--- Start of Supplied records ---

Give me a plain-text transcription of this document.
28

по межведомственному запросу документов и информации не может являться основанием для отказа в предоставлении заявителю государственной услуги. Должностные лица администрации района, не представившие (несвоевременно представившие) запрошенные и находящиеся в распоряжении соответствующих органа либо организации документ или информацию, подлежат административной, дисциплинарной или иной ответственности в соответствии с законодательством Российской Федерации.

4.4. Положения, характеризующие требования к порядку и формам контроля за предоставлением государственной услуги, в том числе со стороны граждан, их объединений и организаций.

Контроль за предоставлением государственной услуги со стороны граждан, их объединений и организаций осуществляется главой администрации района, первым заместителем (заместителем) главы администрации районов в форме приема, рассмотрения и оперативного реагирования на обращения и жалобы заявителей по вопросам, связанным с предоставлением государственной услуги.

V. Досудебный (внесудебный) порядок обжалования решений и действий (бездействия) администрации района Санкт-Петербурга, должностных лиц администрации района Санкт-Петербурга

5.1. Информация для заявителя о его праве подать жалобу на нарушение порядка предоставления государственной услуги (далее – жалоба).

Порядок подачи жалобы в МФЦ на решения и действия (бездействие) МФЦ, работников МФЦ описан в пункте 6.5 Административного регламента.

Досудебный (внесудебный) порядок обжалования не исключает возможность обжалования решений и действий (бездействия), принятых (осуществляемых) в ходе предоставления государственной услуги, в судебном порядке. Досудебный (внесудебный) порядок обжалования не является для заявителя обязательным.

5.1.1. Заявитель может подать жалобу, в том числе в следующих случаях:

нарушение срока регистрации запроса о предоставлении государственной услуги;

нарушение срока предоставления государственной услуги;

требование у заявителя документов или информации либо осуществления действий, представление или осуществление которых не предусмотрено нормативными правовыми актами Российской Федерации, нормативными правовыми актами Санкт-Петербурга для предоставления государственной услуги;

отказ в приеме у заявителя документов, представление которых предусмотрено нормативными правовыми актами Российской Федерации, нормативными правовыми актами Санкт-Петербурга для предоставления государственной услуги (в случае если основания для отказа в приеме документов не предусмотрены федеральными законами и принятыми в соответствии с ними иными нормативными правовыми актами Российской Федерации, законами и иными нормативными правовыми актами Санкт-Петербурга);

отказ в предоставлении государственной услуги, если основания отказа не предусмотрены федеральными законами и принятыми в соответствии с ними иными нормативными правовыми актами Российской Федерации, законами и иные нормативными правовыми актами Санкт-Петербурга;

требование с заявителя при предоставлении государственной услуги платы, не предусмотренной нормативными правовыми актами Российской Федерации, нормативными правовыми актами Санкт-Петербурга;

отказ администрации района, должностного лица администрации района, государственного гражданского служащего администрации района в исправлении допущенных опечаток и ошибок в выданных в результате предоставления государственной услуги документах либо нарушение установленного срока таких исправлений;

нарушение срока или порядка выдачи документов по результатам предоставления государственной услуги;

--- End of Supplied records ---
--- Start of Supplied records ---

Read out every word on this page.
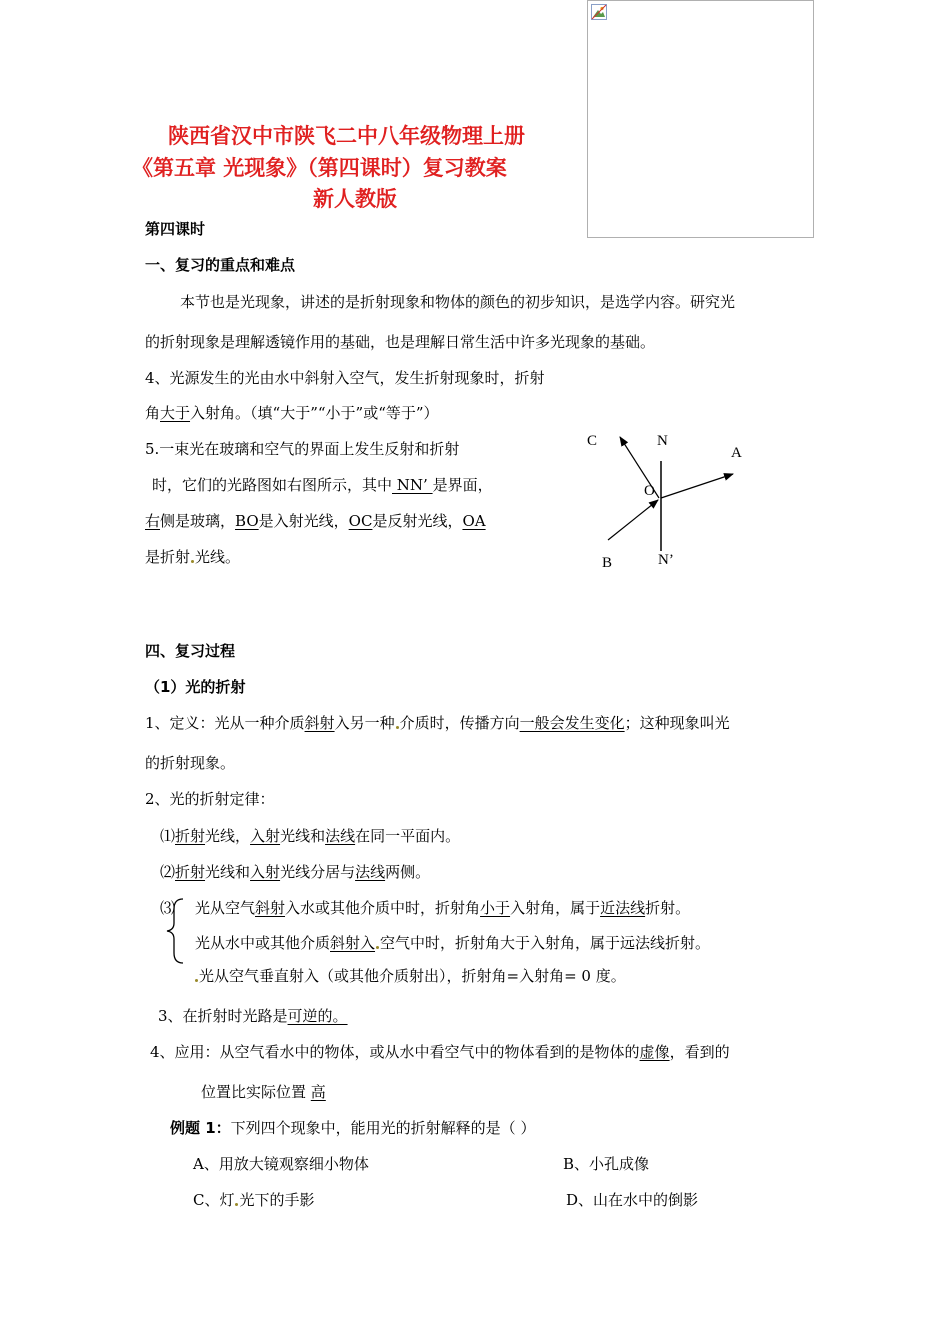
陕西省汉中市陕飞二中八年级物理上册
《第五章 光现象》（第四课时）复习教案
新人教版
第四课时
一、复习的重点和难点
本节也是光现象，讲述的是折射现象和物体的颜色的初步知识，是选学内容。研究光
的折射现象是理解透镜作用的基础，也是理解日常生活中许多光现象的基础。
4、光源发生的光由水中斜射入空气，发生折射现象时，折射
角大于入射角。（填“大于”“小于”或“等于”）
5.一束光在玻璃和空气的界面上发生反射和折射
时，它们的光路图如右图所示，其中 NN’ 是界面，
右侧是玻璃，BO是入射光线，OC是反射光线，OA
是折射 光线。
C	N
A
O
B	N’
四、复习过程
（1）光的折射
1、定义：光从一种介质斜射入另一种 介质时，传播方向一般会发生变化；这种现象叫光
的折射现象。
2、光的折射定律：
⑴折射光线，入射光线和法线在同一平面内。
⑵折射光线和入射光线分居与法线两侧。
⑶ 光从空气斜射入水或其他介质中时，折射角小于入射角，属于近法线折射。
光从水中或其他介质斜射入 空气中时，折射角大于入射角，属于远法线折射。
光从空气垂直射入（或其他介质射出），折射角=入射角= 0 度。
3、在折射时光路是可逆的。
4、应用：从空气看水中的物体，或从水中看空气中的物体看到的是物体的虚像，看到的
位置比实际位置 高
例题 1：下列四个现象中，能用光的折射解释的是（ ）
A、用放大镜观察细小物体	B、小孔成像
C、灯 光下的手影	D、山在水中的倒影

--- End of Supplied records ---

Problem>
Copy every line of the listing that contains the word "нормативными".

Reply>
требование у заявителя документов или информации либо осуществления действий, представление или осуществление которых не предусмотрено нормативными правовыми актами Российской Федерации, нормативными правовыми актами Санкт-Петербурга для предоставления государственной услуги;
отказ в приеме у заявителя документов, представление которых предусмотрено нормативными правовыми актами Российской Федерации, нормативными правовыми актами Санкт-Петербурга для предоставления государственной услуги (в случае если основания для отказа в приеме документов не предусмотрены федеральными законами и принятыми в соответствии с ними иными нормативными правовыми актами Российской Федерации, законами и иными нормативными правовыми актами Санкт-Петербурга);
отказ в предоставлении государственной услуги, если основания отказа не предусмотрены федеральными законами и принятыми в соответствии с ними иными нормативными правовыми актами Российской Федерации, законами и иные нормативными правовыми актами Санкт-Петербурга;
требование с заявителя при предоставлении государственной услуги платы, не предусмотренной нормативными правовыми актами Российской Федерации, нормативными правовыми актами Санкт-Петербурга;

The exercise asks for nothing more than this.